Find the lines below that contain the string "title". Copy each one.
+ + + + + + +
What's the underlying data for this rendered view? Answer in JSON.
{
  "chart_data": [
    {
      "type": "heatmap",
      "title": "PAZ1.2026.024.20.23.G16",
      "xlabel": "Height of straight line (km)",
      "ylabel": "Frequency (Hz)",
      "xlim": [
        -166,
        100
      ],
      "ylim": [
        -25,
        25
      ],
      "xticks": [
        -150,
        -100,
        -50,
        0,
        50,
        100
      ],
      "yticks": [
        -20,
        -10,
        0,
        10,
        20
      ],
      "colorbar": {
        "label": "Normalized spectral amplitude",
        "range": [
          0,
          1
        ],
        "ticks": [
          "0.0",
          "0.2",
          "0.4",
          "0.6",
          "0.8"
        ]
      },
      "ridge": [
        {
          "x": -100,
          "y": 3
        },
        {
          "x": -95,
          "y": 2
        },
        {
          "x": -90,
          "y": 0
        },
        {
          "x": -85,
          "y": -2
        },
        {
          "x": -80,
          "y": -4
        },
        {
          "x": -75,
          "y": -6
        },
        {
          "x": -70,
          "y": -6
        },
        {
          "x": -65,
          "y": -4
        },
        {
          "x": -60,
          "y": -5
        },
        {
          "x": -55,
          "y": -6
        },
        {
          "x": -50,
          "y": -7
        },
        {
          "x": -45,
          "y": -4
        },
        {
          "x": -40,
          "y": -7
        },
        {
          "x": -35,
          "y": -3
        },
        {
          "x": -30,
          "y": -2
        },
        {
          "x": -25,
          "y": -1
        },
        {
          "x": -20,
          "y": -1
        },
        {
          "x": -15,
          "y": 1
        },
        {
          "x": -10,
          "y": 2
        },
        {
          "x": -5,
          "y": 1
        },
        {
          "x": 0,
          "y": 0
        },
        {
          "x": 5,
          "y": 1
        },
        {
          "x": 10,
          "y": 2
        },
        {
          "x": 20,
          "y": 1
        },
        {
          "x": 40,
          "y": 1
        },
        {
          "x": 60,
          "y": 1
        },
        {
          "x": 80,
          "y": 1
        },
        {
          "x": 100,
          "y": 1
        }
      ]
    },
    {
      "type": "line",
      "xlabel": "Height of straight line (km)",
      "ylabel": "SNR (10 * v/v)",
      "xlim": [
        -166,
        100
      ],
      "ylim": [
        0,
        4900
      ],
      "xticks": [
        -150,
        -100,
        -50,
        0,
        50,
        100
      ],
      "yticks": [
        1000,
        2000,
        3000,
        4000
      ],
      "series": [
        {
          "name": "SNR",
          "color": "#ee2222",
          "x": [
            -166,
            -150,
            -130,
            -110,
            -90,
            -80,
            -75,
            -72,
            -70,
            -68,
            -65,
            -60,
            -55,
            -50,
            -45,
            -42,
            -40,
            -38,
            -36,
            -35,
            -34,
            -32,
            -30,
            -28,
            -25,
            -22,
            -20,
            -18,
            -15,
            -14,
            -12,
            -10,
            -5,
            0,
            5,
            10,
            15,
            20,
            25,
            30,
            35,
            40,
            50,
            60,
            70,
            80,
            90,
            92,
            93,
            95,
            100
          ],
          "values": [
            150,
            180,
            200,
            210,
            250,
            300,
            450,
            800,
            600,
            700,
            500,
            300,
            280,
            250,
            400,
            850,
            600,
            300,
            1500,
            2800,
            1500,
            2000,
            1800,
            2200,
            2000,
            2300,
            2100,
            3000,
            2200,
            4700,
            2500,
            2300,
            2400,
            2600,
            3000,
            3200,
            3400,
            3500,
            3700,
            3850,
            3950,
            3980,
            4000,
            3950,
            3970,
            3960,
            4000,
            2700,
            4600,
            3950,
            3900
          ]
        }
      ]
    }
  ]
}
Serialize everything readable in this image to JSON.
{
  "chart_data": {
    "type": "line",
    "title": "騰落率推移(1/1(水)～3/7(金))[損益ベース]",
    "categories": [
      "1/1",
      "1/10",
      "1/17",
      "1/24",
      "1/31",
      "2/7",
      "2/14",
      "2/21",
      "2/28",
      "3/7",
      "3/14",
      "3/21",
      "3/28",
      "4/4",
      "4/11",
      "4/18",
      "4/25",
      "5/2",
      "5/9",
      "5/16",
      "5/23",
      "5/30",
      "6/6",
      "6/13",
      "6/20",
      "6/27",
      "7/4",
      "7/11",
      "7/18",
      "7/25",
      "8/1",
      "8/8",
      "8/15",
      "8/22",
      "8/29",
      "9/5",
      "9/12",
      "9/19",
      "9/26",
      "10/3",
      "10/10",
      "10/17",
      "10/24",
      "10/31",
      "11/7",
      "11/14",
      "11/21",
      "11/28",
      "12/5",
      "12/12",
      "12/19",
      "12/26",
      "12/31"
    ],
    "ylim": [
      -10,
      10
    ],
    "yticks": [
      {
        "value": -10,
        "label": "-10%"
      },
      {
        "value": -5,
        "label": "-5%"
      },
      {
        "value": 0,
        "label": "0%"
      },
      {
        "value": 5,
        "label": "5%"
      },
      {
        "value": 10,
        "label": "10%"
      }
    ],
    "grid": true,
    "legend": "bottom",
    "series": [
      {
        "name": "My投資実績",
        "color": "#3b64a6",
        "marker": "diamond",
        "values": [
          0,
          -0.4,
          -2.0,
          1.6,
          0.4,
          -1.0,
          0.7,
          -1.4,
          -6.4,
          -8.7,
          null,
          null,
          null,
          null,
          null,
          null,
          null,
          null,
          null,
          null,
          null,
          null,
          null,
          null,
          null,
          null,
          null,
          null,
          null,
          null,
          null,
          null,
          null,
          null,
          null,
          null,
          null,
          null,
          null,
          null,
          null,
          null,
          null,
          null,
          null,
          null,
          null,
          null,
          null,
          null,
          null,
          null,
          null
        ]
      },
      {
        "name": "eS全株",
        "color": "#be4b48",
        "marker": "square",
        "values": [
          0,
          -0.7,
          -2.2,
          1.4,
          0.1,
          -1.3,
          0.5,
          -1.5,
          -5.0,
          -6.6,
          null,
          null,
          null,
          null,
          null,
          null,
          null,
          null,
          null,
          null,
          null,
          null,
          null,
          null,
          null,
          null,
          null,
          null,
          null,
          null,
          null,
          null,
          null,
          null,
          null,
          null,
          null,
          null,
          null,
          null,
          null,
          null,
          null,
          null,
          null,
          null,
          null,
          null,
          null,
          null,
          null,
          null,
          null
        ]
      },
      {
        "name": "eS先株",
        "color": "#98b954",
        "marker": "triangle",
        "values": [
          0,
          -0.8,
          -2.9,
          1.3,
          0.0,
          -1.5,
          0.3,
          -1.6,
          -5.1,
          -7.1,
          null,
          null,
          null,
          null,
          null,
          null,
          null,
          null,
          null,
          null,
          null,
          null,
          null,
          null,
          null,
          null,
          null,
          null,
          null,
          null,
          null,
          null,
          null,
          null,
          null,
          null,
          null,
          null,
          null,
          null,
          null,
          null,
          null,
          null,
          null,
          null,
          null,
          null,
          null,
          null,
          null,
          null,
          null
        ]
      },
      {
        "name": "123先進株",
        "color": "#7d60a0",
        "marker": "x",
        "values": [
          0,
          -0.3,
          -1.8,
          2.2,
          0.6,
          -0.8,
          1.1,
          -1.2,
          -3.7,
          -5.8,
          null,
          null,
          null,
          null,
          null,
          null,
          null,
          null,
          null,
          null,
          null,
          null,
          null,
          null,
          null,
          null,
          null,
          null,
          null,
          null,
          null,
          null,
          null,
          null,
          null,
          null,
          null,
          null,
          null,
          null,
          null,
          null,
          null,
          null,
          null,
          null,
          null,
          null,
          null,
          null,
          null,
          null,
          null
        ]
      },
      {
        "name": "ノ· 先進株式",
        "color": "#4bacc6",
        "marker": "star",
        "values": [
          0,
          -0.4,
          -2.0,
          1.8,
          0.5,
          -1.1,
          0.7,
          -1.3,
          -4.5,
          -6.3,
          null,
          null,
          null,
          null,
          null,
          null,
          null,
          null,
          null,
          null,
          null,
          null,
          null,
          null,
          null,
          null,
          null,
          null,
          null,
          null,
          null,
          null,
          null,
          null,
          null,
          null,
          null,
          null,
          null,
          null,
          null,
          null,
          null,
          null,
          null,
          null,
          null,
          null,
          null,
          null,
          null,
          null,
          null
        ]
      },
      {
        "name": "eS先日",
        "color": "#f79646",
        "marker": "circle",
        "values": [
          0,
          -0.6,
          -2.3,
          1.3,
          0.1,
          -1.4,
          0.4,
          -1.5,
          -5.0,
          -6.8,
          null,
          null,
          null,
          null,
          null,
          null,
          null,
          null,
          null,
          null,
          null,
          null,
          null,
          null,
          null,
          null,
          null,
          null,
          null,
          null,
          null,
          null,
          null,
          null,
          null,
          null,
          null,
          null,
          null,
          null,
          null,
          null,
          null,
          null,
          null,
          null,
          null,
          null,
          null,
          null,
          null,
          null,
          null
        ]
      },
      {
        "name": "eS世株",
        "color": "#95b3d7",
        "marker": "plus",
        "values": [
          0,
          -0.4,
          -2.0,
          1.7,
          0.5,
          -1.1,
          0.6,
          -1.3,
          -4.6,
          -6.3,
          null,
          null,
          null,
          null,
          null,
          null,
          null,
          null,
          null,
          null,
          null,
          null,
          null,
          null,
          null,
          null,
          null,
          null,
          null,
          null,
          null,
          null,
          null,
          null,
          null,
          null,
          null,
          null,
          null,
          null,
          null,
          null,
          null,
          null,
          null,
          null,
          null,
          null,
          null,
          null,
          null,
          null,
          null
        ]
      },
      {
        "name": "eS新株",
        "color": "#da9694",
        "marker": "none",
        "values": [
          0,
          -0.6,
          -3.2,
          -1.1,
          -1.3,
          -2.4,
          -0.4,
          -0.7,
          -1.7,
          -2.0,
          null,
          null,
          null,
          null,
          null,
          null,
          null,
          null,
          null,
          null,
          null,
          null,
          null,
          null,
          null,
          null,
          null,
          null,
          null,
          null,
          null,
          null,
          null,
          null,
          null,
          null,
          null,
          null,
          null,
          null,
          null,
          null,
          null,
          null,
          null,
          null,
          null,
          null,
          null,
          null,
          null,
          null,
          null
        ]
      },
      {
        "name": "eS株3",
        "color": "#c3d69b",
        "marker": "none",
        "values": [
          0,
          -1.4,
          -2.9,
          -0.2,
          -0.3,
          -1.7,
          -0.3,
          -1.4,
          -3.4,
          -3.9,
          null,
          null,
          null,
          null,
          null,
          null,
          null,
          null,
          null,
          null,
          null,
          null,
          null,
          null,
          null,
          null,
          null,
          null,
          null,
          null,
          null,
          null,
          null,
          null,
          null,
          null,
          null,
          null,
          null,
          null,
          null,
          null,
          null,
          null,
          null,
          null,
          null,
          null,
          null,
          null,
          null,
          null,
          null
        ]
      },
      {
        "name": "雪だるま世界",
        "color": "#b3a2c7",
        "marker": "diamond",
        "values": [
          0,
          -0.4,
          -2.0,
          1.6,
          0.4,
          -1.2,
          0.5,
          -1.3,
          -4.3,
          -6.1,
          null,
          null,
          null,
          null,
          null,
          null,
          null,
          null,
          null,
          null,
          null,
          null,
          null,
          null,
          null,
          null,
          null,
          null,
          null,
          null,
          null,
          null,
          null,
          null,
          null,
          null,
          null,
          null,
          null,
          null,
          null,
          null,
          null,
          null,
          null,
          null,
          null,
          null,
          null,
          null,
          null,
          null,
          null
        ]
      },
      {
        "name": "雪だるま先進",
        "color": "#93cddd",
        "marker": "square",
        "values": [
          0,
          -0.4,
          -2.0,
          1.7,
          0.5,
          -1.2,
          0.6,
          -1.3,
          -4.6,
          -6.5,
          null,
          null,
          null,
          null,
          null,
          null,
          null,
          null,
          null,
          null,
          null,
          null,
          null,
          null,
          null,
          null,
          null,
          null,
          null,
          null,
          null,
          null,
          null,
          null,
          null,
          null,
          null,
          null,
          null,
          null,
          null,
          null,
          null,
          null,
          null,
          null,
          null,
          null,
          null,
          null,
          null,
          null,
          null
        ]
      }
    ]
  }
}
+ + + + + + +
■ OUTPUT FOR THIS EXERCISE
      "title": "PAZ1.2026.024.20.23.G16",
    "title": "騰落率推移(1/1(水)～3/7(金))[損益ベース]",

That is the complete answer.